[Start Stored rows]

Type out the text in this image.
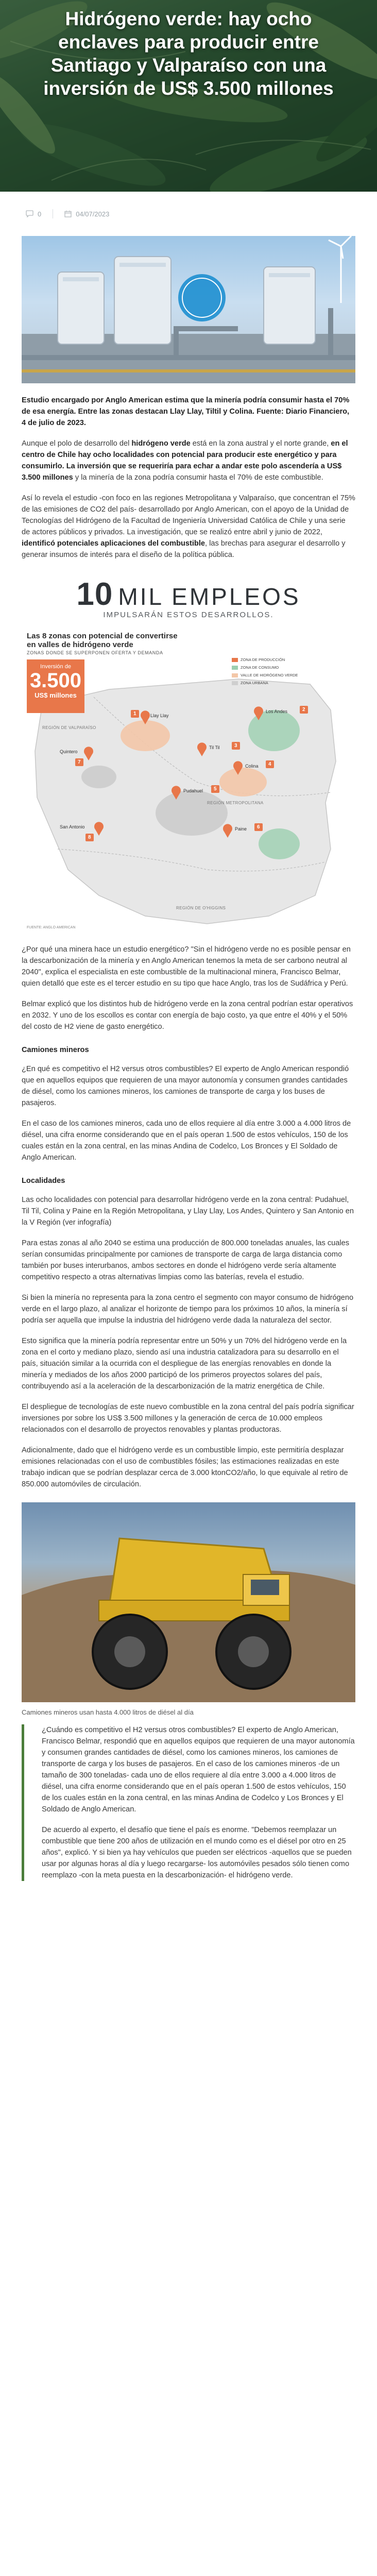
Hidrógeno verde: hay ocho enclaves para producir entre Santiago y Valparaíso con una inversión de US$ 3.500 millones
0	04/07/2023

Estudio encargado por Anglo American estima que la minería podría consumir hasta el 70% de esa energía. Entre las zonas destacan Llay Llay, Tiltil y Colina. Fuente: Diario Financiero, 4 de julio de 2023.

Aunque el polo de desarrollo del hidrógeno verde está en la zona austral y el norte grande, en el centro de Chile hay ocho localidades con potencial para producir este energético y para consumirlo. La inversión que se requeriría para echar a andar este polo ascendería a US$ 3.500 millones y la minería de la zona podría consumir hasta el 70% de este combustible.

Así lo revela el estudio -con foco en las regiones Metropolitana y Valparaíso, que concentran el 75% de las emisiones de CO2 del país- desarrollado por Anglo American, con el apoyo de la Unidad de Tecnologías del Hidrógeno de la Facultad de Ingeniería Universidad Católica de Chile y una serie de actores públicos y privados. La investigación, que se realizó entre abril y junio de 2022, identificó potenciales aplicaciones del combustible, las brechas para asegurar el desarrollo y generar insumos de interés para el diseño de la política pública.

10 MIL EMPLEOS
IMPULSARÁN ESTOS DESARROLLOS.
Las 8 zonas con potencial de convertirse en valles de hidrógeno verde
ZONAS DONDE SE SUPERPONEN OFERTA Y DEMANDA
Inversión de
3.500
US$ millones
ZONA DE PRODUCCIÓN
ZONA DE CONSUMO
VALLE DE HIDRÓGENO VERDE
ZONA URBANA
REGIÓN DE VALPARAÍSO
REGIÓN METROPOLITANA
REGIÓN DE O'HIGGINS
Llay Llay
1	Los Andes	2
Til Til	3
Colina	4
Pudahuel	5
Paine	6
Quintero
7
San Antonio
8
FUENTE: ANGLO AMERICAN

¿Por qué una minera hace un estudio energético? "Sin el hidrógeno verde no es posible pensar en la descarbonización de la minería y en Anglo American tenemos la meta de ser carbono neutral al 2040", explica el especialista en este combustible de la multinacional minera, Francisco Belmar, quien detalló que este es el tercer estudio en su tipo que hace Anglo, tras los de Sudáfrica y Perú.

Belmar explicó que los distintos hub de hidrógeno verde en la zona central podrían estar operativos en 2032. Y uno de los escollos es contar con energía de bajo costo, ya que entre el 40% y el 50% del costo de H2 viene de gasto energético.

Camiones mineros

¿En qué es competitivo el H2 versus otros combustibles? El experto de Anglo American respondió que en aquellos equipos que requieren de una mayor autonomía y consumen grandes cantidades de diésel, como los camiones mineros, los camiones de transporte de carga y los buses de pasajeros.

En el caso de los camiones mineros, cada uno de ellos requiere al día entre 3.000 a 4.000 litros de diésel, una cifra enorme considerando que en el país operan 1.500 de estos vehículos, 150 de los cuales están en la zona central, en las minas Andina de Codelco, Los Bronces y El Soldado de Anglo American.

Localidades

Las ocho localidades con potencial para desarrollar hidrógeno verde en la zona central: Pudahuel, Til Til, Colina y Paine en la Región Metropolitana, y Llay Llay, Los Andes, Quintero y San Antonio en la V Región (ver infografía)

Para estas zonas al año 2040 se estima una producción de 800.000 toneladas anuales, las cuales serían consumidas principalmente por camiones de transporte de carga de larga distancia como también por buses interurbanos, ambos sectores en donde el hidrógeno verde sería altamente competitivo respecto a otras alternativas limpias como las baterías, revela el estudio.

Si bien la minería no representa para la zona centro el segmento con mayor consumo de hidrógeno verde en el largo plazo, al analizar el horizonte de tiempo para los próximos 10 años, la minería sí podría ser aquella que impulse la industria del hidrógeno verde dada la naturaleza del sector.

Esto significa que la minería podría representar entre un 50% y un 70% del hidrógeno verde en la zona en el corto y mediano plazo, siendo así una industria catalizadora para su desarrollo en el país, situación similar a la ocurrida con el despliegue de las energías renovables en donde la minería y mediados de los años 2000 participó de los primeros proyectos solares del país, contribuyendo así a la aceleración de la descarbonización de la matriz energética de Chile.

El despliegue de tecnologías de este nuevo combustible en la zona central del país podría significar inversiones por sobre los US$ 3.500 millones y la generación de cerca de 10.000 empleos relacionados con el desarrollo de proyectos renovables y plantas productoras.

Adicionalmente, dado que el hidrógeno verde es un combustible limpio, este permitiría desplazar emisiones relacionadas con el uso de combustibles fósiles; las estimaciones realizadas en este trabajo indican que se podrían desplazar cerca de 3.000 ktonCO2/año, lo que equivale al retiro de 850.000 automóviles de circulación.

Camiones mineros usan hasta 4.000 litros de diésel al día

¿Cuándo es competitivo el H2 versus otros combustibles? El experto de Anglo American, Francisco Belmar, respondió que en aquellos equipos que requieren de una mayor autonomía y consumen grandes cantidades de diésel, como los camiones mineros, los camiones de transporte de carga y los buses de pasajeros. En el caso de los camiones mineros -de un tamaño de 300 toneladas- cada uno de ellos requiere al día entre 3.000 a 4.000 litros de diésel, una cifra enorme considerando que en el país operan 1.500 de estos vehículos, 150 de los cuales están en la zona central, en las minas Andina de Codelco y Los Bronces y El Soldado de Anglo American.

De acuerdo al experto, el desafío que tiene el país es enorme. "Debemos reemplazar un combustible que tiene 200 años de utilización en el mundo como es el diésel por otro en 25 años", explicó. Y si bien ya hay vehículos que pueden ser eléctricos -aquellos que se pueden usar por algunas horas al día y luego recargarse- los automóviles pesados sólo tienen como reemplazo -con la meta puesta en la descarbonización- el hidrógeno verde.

[End Stored rows]
[Start Stored rows]

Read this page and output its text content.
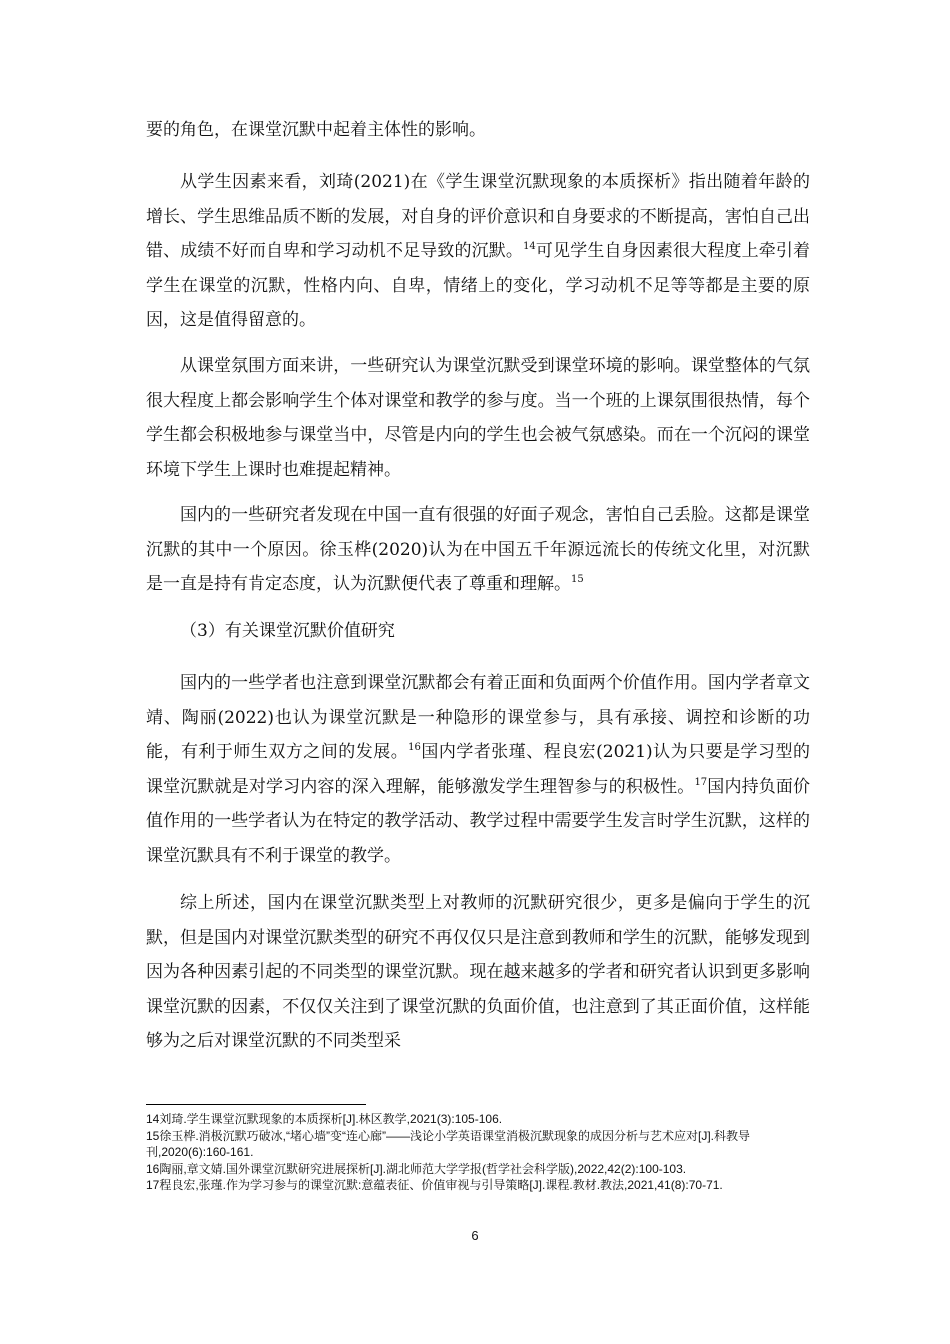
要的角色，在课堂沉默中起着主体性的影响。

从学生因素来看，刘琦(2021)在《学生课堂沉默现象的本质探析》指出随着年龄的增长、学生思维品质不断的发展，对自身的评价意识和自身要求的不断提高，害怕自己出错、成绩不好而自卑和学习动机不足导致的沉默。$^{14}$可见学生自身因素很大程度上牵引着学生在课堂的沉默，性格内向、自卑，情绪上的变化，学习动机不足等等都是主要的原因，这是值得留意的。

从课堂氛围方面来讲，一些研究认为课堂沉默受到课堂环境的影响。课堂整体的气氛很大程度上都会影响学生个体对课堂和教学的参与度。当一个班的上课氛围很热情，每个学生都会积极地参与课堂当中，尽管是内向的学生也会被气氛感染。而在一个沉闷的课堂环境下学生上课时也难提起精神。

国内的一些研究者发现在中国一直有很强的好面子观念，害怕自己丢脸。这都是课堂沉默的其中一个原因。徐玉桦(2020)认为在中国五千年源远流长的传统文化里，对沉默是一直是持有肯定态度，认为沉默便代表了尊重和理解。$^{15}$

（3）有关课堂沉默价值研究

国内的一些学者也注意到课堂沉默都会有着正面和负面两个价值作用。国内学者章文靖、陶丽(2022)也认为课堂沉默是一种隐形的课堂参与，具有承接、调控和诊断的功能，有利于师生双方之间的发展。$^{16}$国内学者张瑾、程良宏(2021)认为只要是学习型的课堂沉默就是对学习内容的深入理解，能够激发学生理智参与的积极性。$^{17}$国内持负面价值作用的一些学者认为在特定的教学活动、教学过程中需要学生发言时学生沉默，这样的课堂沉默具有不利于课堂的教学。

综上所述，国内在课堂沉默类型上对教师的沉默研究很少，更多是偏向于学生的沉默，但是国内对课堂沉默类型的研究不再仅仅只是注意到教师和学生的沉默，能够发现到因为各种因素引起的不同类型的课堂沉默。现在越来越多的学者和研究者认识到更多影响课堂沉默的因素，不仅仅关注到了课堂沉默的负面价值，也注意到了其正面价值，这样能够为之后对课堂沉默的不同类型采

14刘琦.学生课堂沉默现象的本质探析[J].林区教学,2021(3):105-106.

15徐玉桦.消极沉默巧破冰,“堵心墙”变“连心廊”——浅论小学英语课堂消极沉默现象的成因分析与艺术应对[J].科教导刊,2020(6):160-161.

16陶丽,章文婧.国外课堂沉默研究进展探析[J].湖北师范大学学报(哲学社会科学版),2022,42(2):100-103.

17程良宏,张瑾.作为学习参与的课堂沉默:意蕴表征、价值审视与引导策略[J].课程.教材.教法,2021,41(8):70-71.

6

[End Stored rows]
[Start Stored rows]

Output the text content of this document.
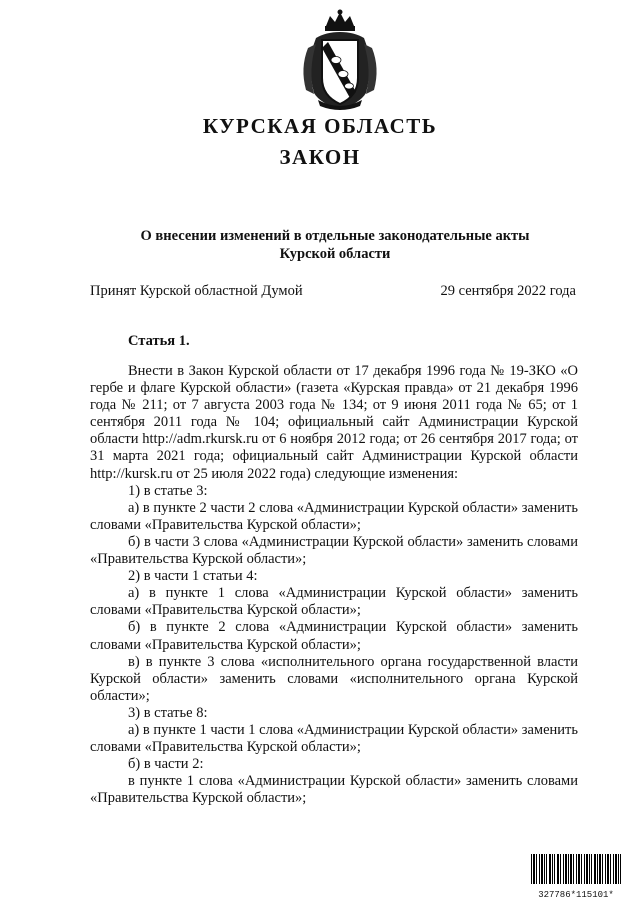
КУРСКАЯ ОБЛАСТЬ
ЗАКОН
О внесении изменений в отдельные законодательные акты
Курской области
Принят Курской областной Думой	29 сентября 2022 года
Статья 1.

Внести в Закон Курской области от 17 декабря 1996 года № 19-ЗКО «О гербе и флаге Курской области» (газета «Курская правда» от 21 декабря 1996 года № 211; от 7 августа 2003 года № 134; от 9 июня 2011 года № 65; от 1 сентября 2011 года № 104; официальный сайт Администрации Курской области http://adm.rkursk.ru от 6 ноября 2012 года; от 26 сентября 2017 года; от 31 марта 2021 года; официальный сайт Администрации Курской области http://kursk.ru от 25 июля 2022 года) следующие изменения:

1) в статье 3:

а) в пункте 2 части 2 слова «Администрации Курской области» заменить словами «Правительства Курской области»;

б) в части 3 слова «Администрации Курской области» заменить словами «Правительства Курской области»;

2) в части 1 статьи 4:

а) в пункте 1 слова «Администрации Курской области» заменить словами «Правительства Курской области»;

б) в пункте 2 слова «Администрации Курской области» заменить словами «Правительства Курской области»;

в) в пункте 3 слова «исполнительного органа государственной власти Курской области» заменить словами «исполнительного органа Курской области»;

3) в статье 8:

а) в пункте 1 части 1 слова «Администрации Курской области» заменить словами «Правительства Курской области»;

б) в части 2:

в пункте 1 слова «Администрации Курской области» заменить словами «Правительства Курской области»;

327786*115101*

[End Stored rows]

> _Exercise brief_
Gather all lines of the records that include the word "cerca".

> _Exercise output_
El despliegue de tecnologías de este nuevo combustible en la zona central del país podría significar inversiones por sobre los US$ 3.500 millones y la generación de cerca de 10.000 empleos relacionados con el desarrollo de proyectos renovables y plantas productoras.
Adicionalmente, dado que el hidrógeno verde es un combustible limpio, este permitiría desplazar emisiones relacionadas con el uso de combustibles fósiles; las estimaciones realizadas en este trabajo indican que se podrían desplazar cerca de 3.000 ktonCO2/año, lo que equivale al retiro de 850.000 automóviles de circulación.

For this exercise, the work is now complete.